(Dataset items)

======

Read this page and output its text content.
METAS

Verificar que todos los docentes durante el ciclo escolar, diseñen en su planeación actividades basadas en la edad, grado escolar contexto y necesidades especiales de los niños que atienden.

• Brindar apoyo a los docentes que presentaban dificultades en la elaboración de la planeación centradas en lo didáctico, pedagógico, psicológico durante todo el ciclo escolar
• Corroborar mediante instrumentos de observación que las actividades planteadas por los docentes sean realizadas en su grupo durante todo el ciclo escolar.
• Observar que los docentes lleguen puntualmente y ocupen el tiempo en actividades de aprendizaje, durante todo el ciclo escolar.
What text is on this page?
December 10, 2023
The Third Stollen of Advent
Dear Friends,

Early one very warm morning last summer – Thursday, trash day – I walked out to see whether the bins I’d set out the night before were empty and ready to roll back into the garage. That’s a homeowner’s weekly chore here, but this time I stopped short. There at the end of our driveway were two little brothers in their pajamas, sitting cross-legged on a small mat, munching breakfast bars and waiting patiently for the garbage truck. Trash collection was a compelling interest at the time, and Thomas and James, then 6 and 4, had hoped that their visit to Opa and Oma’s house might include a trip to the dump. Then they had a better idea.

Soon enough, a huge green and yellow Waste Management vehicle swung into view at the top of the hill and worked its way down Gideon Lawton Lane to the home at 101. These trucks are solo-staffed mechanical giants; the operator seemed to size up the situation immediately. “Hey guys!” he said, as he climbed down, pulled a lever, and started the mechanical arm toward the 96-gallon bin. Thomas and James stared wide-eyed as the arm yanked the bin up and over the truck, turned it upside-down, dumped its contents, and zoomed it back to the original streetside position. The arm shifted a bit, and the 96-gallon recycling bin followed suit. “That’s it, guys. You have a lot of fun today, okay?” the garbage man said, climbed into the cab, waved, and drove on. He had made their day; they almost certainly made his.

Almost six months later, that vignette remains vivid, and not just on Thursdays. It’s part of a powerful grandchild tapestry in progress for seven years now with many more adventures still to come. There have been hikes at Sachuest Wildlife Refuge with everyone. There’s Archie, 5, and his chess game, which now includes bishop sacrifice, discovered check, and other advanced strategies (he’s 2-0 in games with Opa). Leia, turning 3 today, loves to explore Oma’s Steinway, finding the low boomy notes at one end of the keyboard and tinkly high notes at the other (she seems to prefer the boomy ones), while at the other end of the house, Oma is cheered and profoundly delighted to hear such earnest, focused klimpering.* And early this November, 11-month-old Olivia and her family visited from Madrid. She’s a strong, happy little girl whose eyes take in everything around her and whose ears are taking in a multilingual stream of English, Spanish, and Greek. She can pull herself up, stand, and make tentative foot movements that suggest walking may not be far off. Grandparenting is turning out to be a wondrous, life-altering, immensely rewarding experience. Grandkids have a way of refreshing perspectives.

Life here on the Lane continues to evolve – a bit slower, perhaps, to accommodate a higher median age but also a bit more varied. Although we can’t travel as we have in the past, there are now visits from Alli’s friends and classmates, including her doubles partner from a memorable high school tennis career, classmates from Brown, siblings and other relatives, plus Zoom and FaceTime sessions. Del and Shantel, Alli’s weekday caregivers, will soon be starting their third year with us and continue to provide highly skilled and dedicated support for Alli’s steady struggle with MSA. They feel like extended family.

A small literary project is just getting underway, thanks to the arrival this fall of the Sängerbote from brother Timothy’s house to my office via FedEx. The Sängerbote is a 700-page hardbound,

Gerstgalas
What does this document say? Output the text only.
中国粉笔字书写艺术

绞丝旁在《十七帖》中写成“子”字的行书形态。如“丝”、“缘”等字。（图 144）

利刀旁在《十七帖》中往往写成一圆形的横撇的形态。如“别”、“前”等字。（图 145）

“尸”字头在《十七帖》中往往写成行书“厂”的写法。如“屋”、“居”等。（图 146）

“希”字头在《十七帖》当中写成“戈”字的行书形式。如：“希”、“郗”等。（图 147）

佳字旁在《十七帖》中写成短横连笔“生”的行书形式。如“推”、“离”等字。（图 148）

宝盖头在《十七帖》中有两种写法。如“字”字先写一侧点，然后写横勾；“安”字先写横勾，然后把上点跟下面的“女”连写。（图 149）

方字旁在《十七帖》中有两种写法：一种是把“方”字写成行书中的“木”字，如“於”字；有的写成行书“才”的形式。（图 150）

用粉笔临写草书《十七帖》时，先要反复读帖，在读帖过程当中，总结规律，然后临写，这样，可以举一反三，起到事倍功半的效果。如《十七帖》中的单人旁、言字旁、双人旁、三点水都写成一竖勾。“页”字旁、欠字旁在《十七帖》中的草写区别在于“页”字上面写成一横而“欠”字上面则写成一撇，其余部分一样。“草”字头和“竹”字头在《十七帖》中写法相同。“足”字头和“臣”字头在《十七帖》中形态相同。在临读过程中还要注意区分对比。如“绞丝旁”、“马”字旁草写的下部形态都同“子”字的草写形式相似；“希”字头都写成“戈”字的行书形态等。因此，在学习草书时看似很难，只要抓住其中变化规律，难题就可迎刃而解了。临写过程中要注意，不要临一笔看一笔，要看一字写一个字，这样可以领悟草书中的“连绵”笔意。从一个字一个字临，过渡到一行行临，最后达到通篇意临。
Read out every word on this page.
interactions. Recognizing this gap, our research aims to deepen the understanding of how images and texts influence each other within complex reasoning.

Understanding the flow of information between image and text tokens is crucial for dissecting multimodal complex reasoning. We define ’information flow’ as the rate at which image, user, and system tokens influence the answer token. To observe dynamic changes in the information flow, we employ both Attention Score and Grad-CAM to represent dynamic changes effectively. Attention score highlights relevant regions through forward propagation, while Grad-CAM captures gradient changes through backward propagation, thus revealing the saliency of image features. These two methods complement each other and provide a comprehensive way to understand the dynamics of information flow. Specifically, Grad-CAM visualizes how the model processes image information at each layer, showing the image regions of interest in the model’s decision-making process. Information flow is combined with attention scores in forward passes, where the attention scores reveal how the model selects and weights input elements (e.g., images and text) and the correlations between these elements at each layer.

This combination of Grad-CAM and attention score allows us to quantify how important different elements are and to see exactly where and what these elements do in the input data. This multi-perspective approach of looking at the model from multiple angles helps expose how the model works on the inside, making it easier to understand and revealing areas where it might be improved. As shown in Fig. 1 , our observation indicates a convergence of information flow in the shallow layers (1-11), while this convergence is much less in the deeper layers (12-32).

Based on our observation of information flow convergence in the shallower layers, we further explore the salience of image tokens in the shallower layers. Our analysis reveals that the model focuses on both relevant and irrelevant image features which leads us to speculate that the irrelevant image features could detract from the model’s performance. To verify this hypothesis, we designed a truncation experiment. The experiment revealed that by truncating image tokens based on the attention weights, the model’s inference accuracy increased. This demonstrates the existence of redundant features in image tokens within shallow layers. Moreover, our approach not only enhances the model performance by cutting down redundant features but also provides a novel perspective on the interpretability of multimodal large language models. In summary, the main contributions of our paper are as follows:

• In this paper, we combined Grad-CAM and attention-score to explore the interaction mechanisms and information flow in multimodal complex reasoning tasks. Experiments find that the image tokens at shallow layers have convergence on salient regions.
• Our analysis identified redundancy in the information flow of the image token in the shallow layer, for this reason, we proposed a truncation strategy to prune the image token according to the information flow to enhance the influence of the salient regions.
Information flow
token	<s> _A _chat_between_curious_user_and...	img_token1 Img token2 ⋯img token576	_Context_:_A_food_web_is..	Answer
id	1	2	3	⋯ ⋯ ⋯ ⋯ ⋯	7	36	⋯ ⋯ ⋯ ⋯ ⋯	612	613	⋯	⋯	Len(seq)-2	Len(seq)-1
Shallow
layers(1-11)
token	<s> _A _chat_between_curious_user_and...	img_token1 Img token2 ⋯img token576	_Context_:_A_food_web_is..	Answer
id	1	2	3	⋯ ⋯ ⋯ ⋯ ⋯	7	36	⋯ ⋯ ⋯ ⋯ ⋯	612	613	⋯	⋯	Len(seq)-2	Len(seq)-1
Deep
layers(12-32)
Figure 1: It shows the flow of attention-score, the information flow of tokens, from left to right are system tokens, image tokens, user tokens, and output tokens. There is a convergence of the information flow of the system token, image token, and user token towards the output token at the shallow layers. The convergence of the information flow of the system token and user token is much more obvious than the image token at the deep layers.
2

======

> What you will do: Copy all the lines above that hold the string "just".

> Answer to this task:
Almost six months later, that vignette remains vivid, and not just on Thursdays. It’s part of a powerful grandchild tapestry in progress for seven years now with many more adventures still to come. There have been hikes at Sachuest Wildlife Refuge with everyone. There’s Archie, 5, and his chess game, which now includes bishop sacrifice, discovered check, and other advanced strategies (he’s 2-0 in games with Opa). Leia, turning 3 today, loves to explore Oma’s Steinway, finding the low boomy notes at one end of the keyboard and tinkly high notes at the other (she seems to prefer the boomy ones), while at the other end of the house, Oma is cheered and profoundly delighted to hear such earnest, focused klimpering.* And early this November, 11-month-old Olivia and her family visited from Madrid. She’s a strong, happy little girl whose eyes take in everything around her and whose ears are taking in a multilingual stream of English, Spanish, and Greek. She can pull herself up, stand, and make tentative foot movements that suggest walking may not be far off. Grandparenting is turning out to be a wondrous, life-altering, immensely rewarding experience. Grandkids have a way of refreshing perspectives.
A small literary project is just getting underway, thanks to the arrival this fall of the Sängerbote from brother Timothy’s house to my office via FedEx. The Sängerbote is a 700-page hardbound,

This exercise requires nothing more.